**TASK GOAL:**
Repeat every record below exactly, but leave out any pictures.

**TASK INPUT:**
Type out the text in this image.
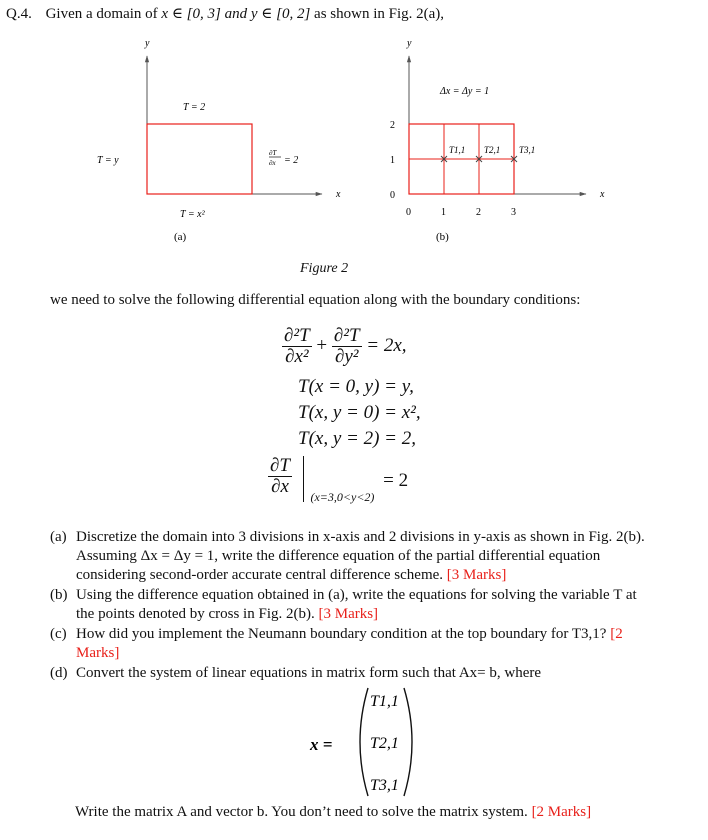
Q.4. Given a domain of x ∈ [0, 3] and y ∈ [0, 2] as shown in Fig. 2(a),
y
x
T = 2
T = y
∂T
∂x = 2
T = x²
(a)
y
x
Δx = Δy = 1
2
1
0
0	1	2	3
T1,1 T2,1 T3,1
(b)
Figure 2
we need to solve the following differential equation along with the boundary conditions:
$\frac{\text{∂²T}}{\text{∂x²}} + \frac{\text{∂²T}}{\text{∂y²}} = 2x$,
T(x = 0, y) = y,
T(x, y = 0) = x²,
T(x, y = 2) = 2,
$\frac{\partial T}{\partial x} (x=3,0<y<2) = 2$
(a) Discretize the domain into 3 divisions in x-axis and 2 divisions in y-axis as shown in Fig. 2(b). Assuming Δx = Δy = 1, write the difference equation of the partial differential equation considering second-order accurate central difference scheme. [3 Marks]
(b) Using the difference equation obtained in (a), write the equations for solving the variable T at the points denoted by cross in Fig. 2(b). [3 Marks]
(c) How did you implement the Neumann boundary condition at the top boundary for T3,1? [2 Marks]
(d) Convert the system of linear equations in matrix form such that Ax= b, where
x =
T1,1
T2,1
T3,1
Write the matrix A and vector b. You don’t need to solve the matrix system. [2 Marks]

**COMPLETED TASK:**
Type out the text in this image.
Q.4. Given a domain of x ∈ [0, 3] and y ∈ [0, 2] as shown in Fig. 2(a),
y
x
T = 2
T = y
∂T
∂x = 2
T = x²
(a)
y
x
Δx = Δy = 1
2
1
0
0	1	2	3
T1,1 T2,1 T3,1
(b)
Figure 2
we need to solve the following differential equation along with the boundary conditions:
$\frac{\text{∂²T}}{\text{∂x²}} + \frac{\text{∂²T}}{\text{∂y²}} = 2x$,
T(x = 0, y) = y,
T(x, y = 0) = x²,
T(x, y = 2) = 2,
$\frac{\partial T}{\partial x} (x=3,0<y<2) = 2$
(a) Discretize the domain into 3 divisions in x-axis and 2 divisions in y-axis as shown in Fig. 2(b). Assuming Δx = Δy = 1, write the difference equation of the partial differential equation considering second-order accurate central difference scheme. [3 Marks]
(b) Using the difference equation obtained in (a), write the equations for solving the variable T at the points denoted by cross in Fig. 2(b). [3 Marks]
(c) How did you implement the Neumann boundary condition at the top boundary for T3,1? [2 Marks]
(d) Convert the system of linear equations in matrix form such that Ax= b, where
x =
T1,1
T2,1
T3,1
Write the matrix A and vector b. You don’t need to solve the matrix system. [2 Marks]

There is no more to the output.